____ READING PASSAGE

Entering 2008, Chinese President Hu Jintao faced one hurdle and one dilemma. The challenge was to stage a successful Olympic Games. The dilemma was how to accomplish this while placating party members who have sought harsher policies against dissidents and protesters seen to be promoting a “color revolution”—policies sure to be unpopular abroad. An engineer by training, Hu approached the tasks in a linear fashion, first savoring his modest victories from the party congress held last October. His loyalists were poised to take over most key positions in the party and state apparatus, though Hu failed to shrink the size of the Politburo’s Standing Committee, and the candidate he had favored as his successor wound up as number two in line.

________
____ RECORD SET

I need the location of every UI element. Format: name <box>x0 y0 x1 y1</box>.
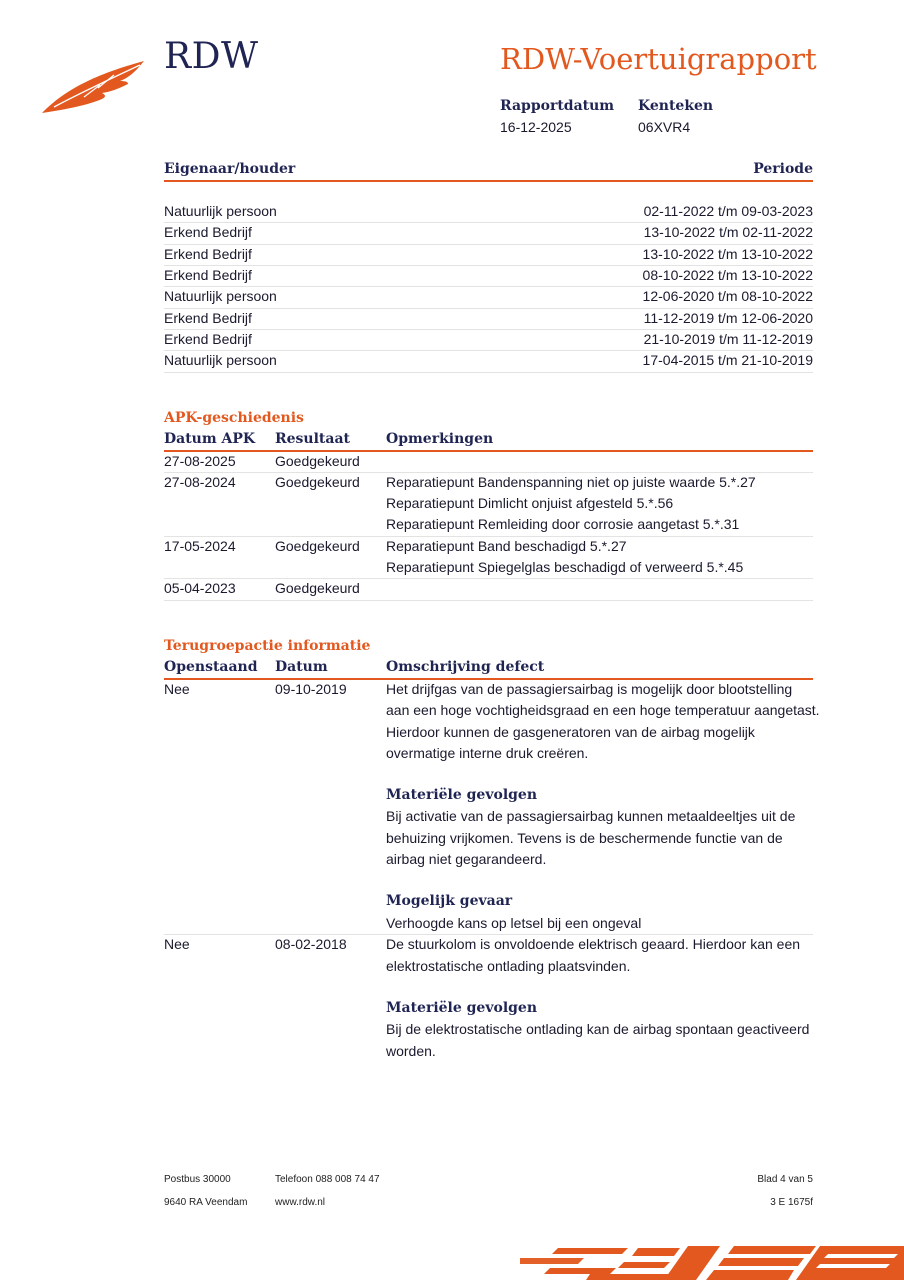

________
____ RECORD SET

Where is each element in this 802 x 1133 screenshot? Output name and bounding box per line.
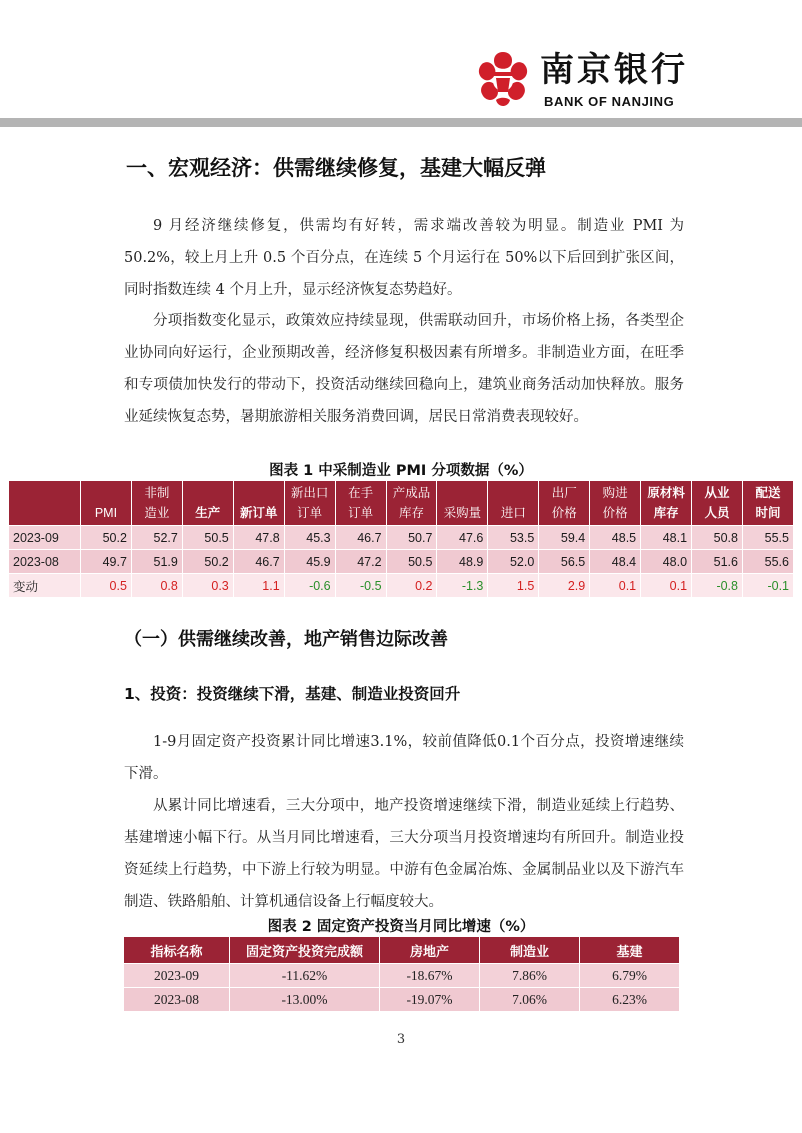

________

> [TASK DIRECTIONS]:
Copy from the passage on Hu Jintao's challenges in 2008, starting at "Entering 2008, Chinese" and ending at "two in line.", without changing a word.

> [SOLUTION TO THE PROBLEM]:
Entering 2008, Chinese President Hu Jintao faced one hurdle and one dilemma. The challenge was to stage a successful Olympic Games. The dilemma was how to accomplish this while placating party members who have sought harsher policies against dissidents and protesters seen to be promoting a “color revolution”—policies sure to be unpopular abroad. An engineer by training, Hu approached the tasks in a linear fashion, first savoring his modest victories from the party congress held last October. His loyalists were poised to take over most key positions in the party and state apparatus, though Hu failed to shrink the size of the Politburo’s Standing Committee, and the candidate he had favored as his successor wound up as number two in line.